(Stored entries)

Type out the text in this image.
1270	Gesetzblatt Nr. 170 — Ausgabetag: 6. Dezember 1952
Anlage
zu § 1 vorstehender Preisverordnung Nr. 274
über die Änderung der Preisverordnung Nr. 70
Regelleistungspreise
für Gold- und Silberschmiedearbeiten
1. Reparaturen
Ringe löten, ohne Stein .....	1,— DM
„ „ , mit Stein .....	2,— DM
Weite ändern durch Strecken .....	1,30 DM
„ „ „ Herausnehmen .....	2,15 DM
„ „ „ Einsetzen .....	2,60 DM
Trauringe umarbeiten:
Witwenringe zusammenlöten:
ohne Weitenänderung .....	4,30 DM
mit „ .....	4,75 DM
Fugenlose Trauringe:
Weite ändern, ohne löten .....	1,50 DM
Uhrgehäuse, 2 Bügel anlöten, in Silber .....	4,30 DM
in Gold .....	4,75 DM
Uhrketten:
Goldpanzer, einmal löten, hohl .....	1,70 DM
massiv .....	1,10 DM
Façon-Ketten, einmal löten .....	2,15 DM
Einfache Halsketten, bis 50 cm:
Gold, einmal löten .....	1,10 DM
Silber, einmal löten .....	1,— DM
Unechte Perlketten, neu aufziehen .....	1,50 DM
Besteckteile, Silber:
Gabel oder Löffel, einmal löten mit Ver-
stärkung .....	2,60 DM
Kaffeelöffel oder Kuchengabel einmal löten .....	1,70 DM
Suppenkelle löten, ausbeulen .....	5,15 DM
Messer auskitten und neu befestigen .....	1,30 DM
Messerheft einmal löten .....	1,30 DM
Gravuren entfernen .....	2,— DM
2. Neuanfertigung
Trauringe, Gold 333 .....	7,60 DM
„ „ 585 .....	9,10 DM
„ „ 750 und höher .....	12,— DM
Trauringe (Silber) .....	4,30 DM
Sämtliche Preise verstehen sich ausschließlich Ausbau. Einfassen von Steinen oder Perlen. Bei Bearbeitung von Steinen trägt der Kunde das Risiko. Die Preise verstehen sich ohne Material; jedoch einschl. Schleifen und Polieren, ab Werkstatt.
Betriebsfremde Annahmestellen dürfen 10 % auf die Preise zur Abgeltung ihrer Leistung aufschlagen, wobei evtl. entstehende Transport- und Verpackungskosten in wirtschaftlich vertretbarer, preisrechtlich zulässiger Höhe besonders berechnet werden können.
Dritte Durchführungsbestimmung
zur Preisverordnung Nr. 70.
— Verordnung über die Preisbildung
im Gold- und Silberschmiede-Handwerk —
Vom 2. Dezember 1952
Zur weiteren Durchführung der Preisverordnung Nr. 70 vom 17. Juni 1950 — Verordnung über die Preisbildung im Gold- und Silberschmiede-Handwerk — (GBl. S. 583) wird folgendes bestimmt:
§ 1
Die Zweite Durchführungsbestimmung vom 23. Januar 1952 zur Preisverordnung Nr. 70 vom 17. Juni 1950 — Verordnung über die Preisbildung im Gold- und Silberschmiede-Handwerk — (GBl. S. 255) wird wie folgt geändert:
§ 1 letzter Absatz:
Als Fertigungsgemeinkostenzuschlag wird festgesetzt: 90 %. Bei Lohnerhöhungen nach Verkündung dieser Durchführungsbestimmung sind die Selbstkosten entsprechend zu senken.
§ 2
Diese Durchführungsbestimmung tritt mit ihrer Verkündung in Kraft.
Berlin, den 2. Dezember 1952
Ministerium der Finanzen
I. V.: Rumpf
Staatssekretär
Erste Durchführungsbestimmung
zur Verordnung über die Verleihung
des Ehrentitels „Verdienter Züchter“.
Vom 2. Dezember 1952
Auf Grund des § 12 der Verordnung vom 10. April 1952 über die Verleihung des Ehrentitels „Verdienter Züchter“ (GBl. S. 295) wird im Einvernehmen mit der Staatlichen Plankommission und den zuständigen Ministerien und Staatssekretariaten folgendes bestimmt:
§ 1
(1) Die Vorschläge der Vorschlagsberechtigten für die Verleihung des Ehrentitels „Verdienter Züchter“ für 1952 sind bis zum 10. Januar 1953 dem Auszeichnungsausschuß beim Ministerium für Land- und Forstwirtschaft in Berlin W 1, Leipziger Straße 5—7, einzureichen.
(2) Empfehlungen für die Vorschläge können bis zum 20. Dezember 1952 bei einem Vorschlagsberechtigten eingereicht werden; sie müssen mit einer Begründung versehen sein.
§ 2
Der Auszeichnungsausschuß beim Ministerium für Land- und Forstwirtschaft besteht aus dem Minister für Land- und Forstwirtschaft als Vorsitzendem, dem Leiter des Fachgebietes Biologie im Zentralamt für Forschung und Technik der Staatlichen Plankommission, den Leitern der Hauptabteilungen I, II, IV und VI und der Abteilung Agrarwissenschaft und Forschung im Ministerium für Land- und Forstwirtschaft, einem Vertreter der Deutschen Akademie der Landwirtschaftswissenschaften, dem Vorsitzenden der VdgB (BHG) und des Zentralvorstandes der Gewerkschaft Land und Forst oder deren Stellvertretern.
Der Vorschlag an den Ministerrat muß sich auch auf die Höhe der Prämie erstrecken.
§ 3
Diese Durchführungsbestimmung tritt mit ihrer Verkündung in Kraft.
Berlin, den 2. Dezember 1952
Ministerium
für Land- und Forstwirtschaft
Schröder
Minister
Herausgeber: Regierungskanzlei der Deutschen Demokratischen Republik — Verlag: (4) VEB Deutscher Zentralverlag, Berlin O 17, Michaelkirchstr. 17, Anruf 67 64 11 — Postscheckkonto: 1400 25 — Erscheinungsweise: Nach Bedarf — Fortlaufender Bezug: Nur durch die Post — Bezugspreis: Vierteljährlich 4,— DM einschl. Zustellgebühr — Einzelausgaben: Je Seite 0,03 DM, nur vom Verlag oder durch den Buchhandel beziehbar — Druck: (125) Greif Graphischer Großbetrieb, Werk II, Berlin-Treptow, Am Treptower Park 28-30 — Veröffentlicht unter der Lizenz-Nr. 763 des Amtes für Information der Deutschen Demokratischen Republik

WHAT IS REQUIRED
Your task is to repeat the data exactly; please include every line.

ANSWER TO THE EXERCISE
Type out the text in this image.
1270	Gesetzblatt Nr. 170 — Ausgabetag: 6. Dezember 1952
Anlage
zu § 1 vorstehender Preisverordnung Nr. 274
über die Änderung der Preisverordnung Nr. 70
Regelleistungspreise
für Gold- und Silberschmiedearbeiten
1. Reparaturen
Ringe löten, ohne Stein .....	1,— DM
„ „ , mit Stein .....	2,— DM
Weite ändern durch Strecken .....	1,30 DM
„ „ „ Herausnehmen .....	2,15 DM
„ „ „ Einsetzen .....	2,60 DM
Trauringe umarbeiten:
Witwenringe zusammenlöten:
ohne Weitenänderung .....	4,30 DM
mit „ .....	4,75 DM
Fugenlose Trauringe:
Weite ändern, ohne löten .....	1,50 DM
Uhrgehäuse, 2 Bügel anlöten, in Silber .....	4,30 DM
in Gold .....	4,75 DM
Uhrketten:
Goldpanzer, einmal löten, hohl .....	1,70 DM
massiv .....	1,10 DM
Façon-Ketten, einmal löten .....	2,15 DM
Einfache Halsketten, bis 50 cm:
Gold, einmal löten .....	1,10 DM
Silber, einmal löten .....	1,— DM
Unechte Perlketten, neu aufziehen .....	1,50 DM
Besteckteile, Silber:
Gabel oder Löffel, einmal löten mit Ver-
stärkung .....	2,60 DM
Kaffeelöffel oder Kuchengabel einmal löten .....	1,70 DM
Suppenkelle löten, ausbeulen .....	5,15 DM
Messer auskitten und neu befestigen .....	1,30 DM
Messerheft einmal löten .....	1,30 DM
Gravuren entfernen .....	2,— DM
2. Neuanfertigung
Trauringe, Gold 333 .....	7,60 DM
„ „ 585 .....	9,10 DM
„ „ 750 und höher .....	12,— DM
Trauringe (Silber) .....	4,30 DM
Sämtliche Preise verstehen sich ausschließlich Ausbau. Einfassen von Steinen oder Perlen. Bei Bearbeitung von Steinen trägt der Kunde das Risiko. Die Preise verstehen sich ohne Material; jedoch einschl. Schleifen und Polieren, ab Werkstatt.
Betriebsfremde Annahmestellen dürfen 10 % auf die Preise zur Abgeltung ihrer Leistung aufschlagen, wobei evtl. entstehende Transport- und Verpackungskosten in wirtschaftlich vertretbarer, preisrechtlich zulässiger Höhe besonders berechnet werden können.
Dritte Durchführungsbestimmung
zur Preisverordnung Nr. 70.
— Verordnung über die Preisbildung
im Gold- und Silberschmiede-Handwerk —
Vom 2. Dezember 1952
Zur weiteren Durchführung der Preisverordnung Nr. 70 vom 17. Juni 1950 — Verordnung über die Preisbildung im Gold- und Silberschmiede-Handwerk — (GBl. S. 583) wird folgendes bestimmt:
§ 1
Die Zweite Durchführungsbestimmung vom 23. Januar 1952 zur Preisverordnung Nr. 70 vom 17. Juni 1950 — Verordnung über die Preisbildung im Gold- und Silberschmiede-Handwerk — (GBl. S. 255) wird wie folgt geändert:
§ 1 letzter Absatz:
Als Fertigungsgemeinkostenzuschlag wird festgesetzt: 90 %. Bei Lohnerhöhungen nach Verkündung dieser Durchführungsbestimmung sind die Selbstkosten entsprechend zu senken.
§ 2
Diese Durchführungsbestimmung tritt mit ihrer Verkündung in Kraft.
Berlin, den 2. Dezember 1952
Ministerium der Finanzen
I. V.: Rumpf
Staatssekretär
Erste Durchführungsbestimmung
zur Verordnung über die Verleihung
des Ehrentitels „Verdienter Züchter“.
Vom 2. Dezember 1952
Auf Grund des § 12 der Verordnung vom 10. April 1952 über die Verleihung des Ehrentitels „Verdienter Züchter“ (GBl. S. 295) wird im Einvernehmen mit der Staatlichen Plankommission und den zuständigen Ministerien und Staatssekretariaten folgendes bestimmt:
§ 1
(1) Die Vorschläge der Vorschlagsberechtigten für die Verleihung des Ehrentitels „Verdienter Züchter“ für 1952 sind bis zum 10. Januar 1953 dem Auszeichnungsausschuß beim Ministerium für Land- und Forstwirtschaft in Berlin W 1, Leipziger Straße 5—7, einzureichen.
(2) Empfehlungen für die Vorschläge können bis zum 20. Dezember 1952 bei einem Vorschlagsberechtigten eingereicht werden; sie müssen mit einer Begründung versehen sein.
§ 2
Der Auszeichnungsausschuß beim Ministerium für Land- und Forstwirtschaft besteht aus dem Minister für Land- und Forstwirtschaft als Vorsitzendem, dem Leiter des Fachgebietes Biologie im Zentralamt für Forschung und Technik der Staatlichen Plankommission, den Leitern der Hauptabteilungen I, II, IV und VI und der Abteilung Agrarwissenschaft und Forschung im Ministerium für Land- und Forstwirtschaft, einem Vertreter der Deutschen Akademie der Landwirtschaftswissenschaften, dem Vorsitzenden der VdgB (BHG) und des Zentralvorstandes der Gewerkschaft Land und Forst oder deren Stellvertretern.
Der Vorschlag an den Ministerrat muß sich auch auf die Höhe der Prämie erstrecken.
§ 3
Diese Durchführungsbestimmung tritt mit ihrer Verkündung in Kraft.
Berlin, den 2. Dezember 1952
Ministerium
für Land- und Forstwirtschaft
Schröder
Minister
Herausgeber: Regierungskanzlei der Deutschen Demokratischen Republik — Verlag: (4) VEB Deutscher Zentralverlag, Berlin O 17, Michaelkirchstr. 17, Anruf 67 64 11 — Postscheckkonto: 1400 25 — Erscheinungsweise: Nach Bedarf — Fortlaufender Bezug: Nur durch die Post — Bezugspreis: Vierteljährlich 4,— DM einschl. Zustellgebühr — Einzelausgaben: Je Seite 0,03 DM, nur vom Verlag oder durch den Buchhandel beziehbar — Druck: (125) Greif Graphischer Großbetrieb, Werk II, Berlin-Treptow, Am Treptower Park 28-30 — Veröffentlicht unter der Lizenz-Nr. 763 des Amtes für Information der Deutschen Demokratischen Republik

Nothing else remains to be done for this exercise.